WHAT NEEDS TO BE DONE – Retype the entries below word for word, leaving none out.

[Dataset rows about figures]
********************

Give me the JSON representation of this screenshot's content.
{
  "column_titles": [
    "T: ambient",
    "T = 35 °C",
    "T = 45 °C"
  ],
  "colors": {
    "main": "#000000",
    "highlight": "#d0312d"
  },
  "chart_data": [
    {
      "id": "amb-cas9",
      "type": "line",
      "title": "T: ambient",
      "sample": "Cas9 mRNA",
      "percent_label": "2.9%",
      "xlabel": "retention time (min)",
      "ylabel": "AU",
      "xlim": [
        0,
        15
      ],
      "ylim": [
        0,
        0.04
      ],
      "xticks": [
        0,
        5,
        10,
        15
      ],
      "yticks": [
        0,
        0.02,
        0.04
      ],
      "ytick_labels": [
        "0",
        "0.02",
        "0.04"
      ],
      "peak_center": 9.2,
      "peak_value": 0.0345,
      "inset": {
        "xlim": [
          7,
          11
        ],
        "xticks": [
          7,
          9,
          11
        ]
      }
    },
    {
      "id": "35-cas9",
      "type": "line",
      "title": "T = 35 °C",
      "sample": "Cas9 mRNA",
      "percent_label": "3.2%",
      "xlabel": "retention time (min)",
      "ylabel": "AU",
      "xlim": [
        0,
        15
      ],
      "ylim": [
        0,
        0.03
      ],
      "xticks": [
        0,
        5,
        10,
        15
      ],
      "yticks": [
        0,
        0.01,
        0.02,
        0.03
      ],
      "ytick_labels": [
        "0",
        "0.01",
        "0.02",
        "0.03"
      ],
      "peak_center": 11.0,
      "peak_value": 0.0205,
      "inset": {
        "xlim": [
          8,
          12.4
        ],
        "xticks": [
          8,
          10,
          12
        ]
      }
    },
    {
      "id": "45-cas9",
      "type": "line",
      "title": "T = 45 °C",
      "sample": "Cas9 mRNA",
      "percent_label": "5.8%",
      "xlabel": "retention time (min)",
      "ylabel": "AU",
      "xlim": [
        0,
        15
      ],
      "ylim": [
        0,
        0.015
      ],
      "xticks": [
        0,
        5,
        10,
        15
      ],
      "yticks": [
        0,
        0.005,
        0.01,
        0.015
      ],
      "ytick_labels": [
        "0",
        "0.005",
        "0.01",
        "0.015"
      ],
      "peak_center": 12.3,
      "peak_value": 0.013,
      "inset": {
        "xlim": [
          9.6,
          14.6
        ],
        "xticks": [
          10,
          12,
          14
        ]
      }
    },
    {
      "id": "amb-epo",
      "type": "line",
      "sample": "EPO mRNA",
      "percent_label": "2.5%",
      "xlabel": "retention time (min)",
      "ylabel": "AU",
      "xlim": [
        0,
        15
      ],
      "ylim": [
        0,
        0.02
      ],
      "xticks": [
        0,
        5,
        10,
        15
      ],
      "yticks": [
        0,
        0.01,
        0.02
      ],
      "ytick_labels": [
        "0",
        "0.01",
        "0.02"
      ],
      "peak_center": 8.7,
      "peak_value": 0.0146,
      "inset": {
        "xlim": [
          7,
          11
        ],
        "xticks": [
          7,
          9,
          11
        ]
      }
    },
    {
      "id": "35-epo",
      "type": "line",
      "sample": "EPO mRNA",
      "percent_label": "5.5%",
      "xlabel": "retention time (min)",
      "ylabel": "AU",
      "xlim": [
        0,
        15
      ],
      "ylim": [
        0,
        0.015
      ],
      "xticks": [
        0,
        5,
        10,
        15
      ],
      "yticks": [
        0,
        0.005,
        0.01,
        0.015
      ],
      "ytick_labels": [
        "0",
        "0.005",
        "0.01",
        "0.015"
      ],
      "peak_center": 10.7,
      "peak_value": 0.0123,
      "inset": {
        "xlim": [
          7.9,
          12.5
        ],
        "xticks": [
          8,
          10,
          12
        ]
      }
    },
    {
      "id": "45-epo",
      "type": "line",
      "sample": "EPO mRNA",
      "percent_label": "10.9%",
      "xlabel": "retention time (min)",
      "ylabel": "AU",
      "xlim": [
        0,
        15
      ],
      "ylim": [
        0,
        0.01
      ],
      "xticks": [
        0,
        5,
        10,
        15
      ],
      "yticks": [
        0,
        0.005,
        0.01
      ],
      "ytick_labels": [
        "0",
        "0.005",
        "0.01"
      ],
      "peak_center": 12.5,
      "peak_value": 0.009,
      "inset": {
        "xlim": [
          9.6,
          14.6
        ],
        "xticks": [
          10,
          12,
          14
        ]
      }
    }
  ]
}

********************

OUTPUT OF THE EXERCISE –
Give me the JSON representation of this screenshot's content.
{
  "column_titles": [
    "T: ambient",
    "T = 35 °C",
    "T = 45 °C"
  ],
  "colors": {
    "main": "#000000",
    "highlight": "#d0312d"
  },
  "chart_data": [
    {
      "id": "amb-cas9",
      "type": "line",
      "title": "T: ambient",
      "sample": "Cas9 mRNA",
      "percent_label": "2.9%",
      "xlabel": "retention time (min)",
      "ylabel": "AU",
      "xlim": [
        0,
        15
      ],
      "ylim": [
        0,
        0.04
      ],
      "xticks": [
        0,
        5,
        10,
        15
      ],
      "yticks": [
        0,
        0.02,
        0.04
      ],
      "ytick_labels": [
        "0",
        "0.02",
        "0.04"
      ],
      "peak_center": 9.2,
      "peak_value": 0.0345,
      "inset": {
        "xlim": [
          7,
          11
        ],
        "xticks": [
          7,
          9,
          11
        ]
      }
    },
    {
      "id": "35-cas9",
      "type": "line",
      "title": "T = 35 °C",
      "sample": "Cas9 mRNA",
      "percent_label": "3.2%",
      "xlabel": "retention time (min)",
      "ylabel": "AU",
      "xlim": [
        0,
        15
      ],
      "ylim": [
        0,
        0.03
      ],
      "xticks": [
        0,
        5,
        10,
        15
      ],
      "yticks": [
        0,
        0.01,
        0.02,
        0.03
      ],
      "ytick_labels": [
        "0",
        "0.01",
        "0.02",
        "0.03"
      ],
      "peak_center": 11.0,
      "peak_value": 0.0205,
      "inset": {
        "xlim": [
          8,
          12.4
        ],
        "xticks": [
          8,
          10,
          12
        ]
      }
    },
    {
      "id": "45-cas9",
      "type": "line",
      "title": "T = 45 °C",
      "sample": "Cas9 mRNA",
      "percent_label": "5.8%",
      "xlabel": "retention time (min)",
      "ylabel": "AU",
      "xlim": [
        0,
        15
      ],
      "ylim": [
        0,
        0.015
      ],
      "xticks": [
        0,
        5,
        10,
        15
      ],
      "yticks": [
        0,
        0.005,
        0.01,
        0.015
      ],
      "ytick_labels": [
        "0",
        "0.005",
        "0.01",
        "0.015"
      ],
      "peak_center": 12.3,
      "peak_value": 0.013,
      "inset": {
        "xlim": [
          9.6,
          14.6
        ],
        "xticks": [
          10,
          12,
          14
        ]
      }
    },
    {
      "id": "amb-epo",
      "type": "line",
      "sample": "EPO mRNA",
      "percent_label": "2.5%",
      "xlabel": "retention time (min)",
      "ylabel": "AU",
      "xlim": [
        0,
        15
      ],
      "ylim": [
        0,
        0.02
      ],
      "xticks": [
        0,
        5,
        10,
        15
      ],
      "yticks": [
        0,
        0.01,
        0.02
      ],
      "ytick_labels": [
        "0",
        "0.01",
        "0.02"
      ],
      "peak_center": 8.7,
      "peak_value": 0.0146,
      "inset": {
        "xlim": [
          7,
          11
        ],
        "xticks": [
          7,
          9,
          11
        ]
      }
    },
    {
      "id": "35-epo",
      "type": "line",
      "sample": "EPO mRNA",
      "percent_label": "5.5%",
      "xlabel": "retention time (min)",
      "ylabel": "AU",
      "xlim": [
        0,
        15
      ],
      "ylim": [
        0,
        0.015
      ],
      "xticks": [
        0,
        5,
        10,
        15
      ],
      "yticks": [
        0,
        0.005,
        0.01,
        0.015
      ],
      "ytick_labels": [
        "0",
        "0.005",
        "0.01",
        "0.015"
      ],
      "peak_center": 10.7,
      "peak_value": 0.0123,
      "inset": {
        "xlim": [
          7.9,
          12.5
        ],
        "xticks": [
          8,
          10,
          12
        ]
      }
    },
    {
      "id": "45-epo",
      "type": "line",
      "sample": "EPO mRNA",
      "percent_label": "10.9%",
      "xlabel": "retention time (min)",
      "ylabel": "AU",
      "xlim": [
        0,
        15
      ],
      "ylim": [
        0,
        0.01
      ],
      "xticks": [
        0,
        5,
        10,
        15
      ],
      "yticks": [
        0,
        0.005,
        0.01
      ],
      "ytick_labels": [
        "0",
        "0.005",
        "0.01"
      ],
      "peak_center": 12.5,
      "peak_value": 0.009,
      "inset": {
        "xlim": [
          9.6,
          14.6
        ],
        "xticks": [
          10,
          12,
          14
        ]
      }
    }
  ]
}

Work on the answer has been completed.